** Start Extracted records **

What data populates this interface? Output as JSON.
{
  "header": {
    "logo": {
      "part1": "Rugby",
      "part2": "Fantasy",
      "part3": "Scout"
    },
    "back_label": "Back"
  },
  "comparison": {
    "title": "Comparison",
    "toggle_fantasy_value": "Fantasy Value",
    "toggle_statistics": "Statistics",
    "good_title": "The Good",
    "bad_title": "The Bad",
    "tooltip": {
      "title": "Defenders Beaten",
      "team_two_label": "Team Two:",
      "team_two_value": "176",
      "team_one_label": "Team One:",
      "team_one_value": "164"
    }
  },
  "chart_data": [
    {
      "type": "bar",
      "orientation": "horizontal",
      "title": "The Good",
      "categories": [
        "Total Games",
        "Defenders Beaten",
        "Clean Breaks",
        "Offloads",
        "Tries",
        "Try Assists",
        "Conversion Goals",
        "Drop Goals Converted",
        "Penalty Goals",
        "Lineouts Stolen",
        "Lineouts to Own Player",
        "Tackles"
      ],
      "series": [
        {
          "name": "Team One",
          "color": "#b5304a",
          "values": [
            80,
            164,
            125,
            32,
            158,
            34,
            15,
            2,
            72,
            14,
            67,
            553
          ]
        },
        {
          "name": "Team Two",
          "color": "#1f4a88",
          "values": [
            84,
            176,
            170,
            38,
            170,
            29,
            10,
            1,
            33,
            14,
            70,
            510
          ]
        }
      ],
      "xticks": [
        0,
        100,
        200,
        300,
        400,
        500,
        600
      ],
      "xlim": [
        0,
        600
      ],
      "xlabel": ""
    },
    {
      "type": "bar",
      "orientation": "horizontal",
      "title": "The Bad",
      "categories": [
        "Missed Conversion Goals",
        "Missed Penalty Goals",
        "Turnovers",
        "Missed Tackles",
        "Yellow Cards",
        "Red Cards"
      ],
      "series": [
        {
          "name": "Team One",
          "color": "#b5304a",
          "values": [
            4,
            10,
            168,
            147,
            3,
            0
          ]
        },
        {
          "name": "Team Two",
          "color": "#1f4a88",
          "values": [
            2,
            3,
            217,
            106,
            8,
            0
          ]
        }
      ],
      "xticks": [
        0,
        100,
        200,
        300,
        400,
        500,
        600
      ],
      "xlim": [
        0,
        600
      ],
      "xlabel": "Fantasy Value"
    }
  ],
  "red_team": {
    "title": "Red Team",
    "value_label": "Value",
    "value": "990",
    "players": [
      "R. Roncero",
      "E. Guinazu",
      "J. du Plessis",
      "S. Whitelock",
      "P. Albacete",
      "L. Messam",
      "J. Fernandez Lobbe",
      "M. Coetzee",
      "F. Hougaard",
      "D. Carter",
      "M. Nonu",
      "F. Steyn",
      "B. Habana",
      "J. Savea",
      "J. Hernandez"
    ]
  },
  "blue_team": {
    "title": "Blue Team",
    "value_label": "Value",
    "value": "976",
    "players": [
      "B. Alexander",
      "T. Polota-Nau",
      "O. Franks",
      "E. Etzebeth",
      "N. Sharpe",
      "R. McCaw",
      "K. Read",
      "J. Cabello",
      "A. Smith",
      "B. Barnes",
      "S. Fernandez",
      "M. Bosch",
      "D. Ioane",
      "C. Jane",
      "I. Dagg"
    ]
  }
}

** End Extracted records **

▶ Task brief
Transcribe the records above exactly as they appear.

▶ Response to this task
What data populates this interface? Output as JSON.
{
  "header": {
    "logo": {
      "part1": "Rugby",
      "part2": "Fantasy",
      "part3": "Scout"
    },
    "back_label": "Back"
  },
  "comparison": {
    "title": "Comparison",
    "toggle_fantasy_value": "Fantasy Value",
    "toggle_statistics": "Statistics",
    "good_title": "The Good",
    "bad_title": "The Bad",
    "tooltip": {
      "title": "Defenders Beaten",
      "team_two_label": "Team Two:",
      "team_two_value": "176",
      "team_one_label": "Team One:",
      "team_one_value": "164"
    }
  },
  "chart_data": [
    {
      "type": "bar",
      "orientation": "horizontal",
      "title": "The Good",
      "categories": [
        "Total Games",
        "Defenders Beaten",
        "Clean Breaks",
        "Offloads",
        "Tries",
        "Try Assists",
        "Conversion Goals",
        "Drop Goals Converted",
        "Penalty Goals",
        "Lineouts Stolen",
        "Lineouts to Own Player",
        "Tackles"
      ],
      "series": [
        {
          "name": "Team One",
          "color": "#b5304a",
          "values": [
            80,
            164,
            125,
            32,
            158,
            34,
            15,
            2,
            72,
            14,
            67,
            553
          ]
        },
        {
          "name": "Team Two",
          "color": "#1f4a88",
          "values": [
            84,
            176,
            170,
            38,
            170,
            29,
            10,
            1,
            33,
            14,
            70,
            510
          ]
        }
      ],
      "xticks": [
        0,
        100,
        200,
        300,
        400,
        500,
        600
      ],
      "xlim": [
        0,
        600
      ],
      "xlabel": ""
    },
    {
      "type": "bar",
      "orientation": "horizontal",
      "title": "The Bad",
      "categories": [
        "Missed Conversion Goals",
        "Missed Penalty Goals",
        "Turnovers",
        "Missed Tackles",
        "Yellow Cards",
        "Red Cards"
      ],
      "series": [
        {
          "name": "Team One",
          "color": "#b5304a",
          "values": [
            4,
            10,
            168,
            147,
            3,
            0
          ]
        },
        {
          "name": "Team Two",
          "color": "#1f4a88",
          "values": [
            2,
            3,
            217,
            106,
            8,
            0
          ]
        }
      ],
      "xticks": [
        0,
        100,
        200,
        300,
        400,
        500,
        600
      ],
      "xlim": [
        0,
        600
      ],
      "xlabel": "Fantasy Value"
    }
  ],
  "red_team": {
    "title": "Red Team",
    "value_label": "Value",
    "value": "990",
    "players": [
      "R. Roncero",
      "E. Guinazu",
      "J. du Plessis",
      "S. Whitelock",
      "P. Albacete",
      "L. Messam",
      "J. Fernandez Lobbe",
      "M. Coetzee",
      "F. Hougaard",
      "D. Carter",
      "M. Nonu",
      "F. Steyn",
      "B. Habana",
      "J. Savea",
      "J. Hernandez"
    ]
  },
  "blue_team": {
    "title": "Blue Team",
    "value_label": "Value",
    "value": "976",
    "players": [
      "B. Alexander",
      "T. Polota-Nau",
      "O. Franks",
      "E. Etzebeth",
      "N. Sharpe",
      "R. McCaw",
      "K. Read",
      "J. Cabello",
      "A. Smith",
      "B. Barnes",
      "S. Fernandez",
      "M. Bosch",
      "D. Ioane",
      "C. Jane",
      "I. Dagg"
    ]
  }
}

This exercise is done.